▸ **WHAT YOU NEED TO DO**: Report only the number of lines in the records that contain the word "Edgemaker".

▸ **EXTRACTED DATA**:
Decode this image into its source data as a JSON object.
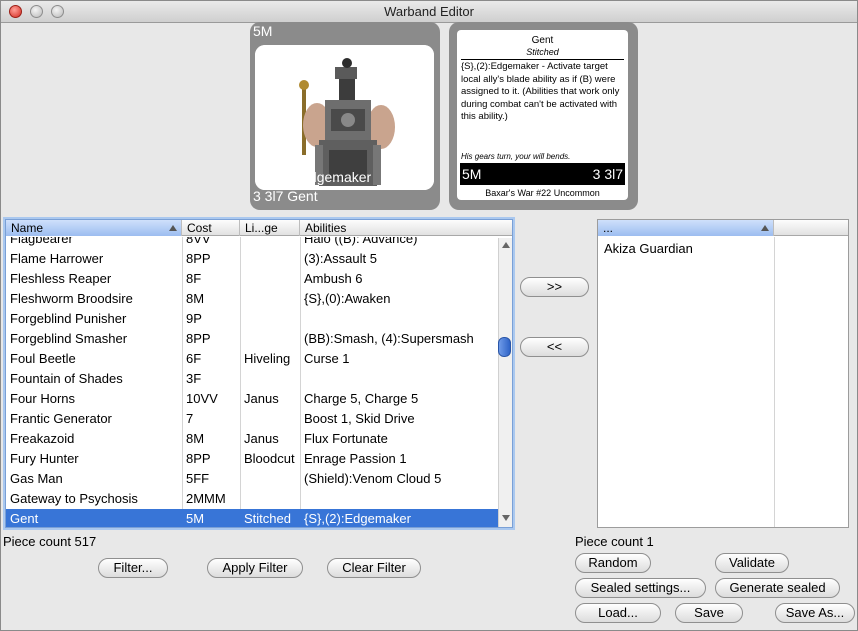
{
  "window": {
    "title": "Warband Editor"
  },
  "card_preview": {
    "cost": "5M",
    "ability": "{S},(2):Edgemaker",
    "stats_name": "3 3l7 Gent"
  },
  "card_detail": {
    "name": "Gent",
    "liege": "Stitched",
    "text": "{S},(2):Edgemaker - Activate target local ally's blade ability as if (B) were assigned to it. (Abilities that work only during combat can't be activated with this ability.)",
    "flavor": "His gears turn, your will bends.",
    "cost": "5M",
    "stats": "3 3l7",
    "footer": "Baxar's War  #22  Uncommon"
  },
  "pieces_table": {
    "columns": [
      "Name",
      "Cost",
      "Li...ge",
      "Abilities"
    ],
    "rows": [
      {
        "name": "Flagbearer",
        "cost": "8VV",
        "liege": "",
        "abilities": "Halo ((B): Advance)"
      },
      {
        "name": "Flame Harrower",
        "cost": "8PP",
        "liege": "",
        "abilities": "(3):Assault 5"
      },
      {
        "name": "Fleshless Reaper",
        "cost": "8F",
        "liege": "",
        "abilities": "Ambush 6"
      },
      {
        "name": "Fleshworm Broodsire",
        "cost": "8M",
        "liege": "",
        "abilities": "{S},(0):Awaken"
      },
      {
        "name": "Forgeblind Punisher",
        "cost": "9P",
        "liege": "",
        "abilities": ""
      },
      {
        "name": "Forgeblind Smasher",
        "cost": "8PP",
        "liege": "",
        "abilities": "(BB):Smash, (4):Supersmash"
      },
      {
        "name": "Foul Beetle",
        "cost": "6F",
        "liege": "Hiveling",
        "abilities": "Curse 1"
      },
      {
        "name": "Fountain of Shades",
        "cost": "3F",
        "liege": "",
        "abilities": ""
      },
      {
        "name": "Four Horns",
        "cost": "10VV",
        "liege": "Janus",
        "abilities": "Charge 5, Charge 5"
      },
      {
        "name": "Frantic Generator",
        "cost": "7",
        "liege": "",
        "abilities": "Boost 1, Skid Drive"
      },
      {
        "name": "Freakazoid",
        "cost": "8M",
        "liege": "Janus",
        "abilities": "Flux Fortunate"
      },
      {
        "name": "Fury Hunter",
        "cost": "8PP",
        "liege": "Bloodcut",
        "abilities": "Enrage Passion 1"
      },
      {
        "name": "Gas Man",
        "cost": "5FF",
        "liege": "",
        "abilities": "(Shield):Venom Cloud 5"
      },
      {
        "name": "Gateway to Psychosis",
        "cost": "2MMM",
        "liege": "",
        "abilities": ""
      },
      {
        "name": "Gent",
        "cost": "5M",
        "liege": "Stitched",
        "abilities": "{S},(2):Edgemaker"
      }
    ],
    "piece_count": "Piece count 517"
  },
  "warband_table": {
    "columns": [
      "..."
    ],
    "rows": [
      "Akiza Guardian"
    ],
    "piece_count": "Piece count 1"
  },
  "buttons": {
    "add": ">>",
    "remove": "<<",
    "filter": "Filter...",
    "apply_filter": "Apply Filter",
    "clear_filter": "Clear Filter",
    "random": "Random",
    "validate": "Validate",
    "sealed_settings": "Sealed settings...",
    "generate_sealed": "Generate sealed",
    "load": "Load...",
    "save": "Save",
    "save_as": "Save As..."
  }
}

* * *

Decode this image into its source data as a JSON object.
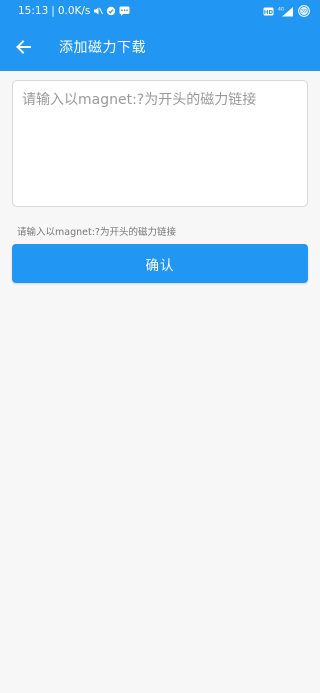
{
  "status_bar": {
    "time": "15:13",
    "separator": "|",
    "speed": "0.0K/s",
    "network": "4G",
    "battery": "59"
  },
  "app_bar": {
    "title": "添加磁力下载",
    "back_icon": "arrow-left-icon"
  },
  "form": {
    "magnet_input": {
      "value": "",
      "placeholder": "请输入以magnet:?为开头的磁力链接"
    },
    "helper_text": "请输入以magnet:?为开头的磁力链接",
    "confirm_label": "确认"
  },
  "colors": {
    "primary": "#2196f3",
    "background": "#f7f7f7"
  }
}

▸ **CORRECT OUTPUT**: 3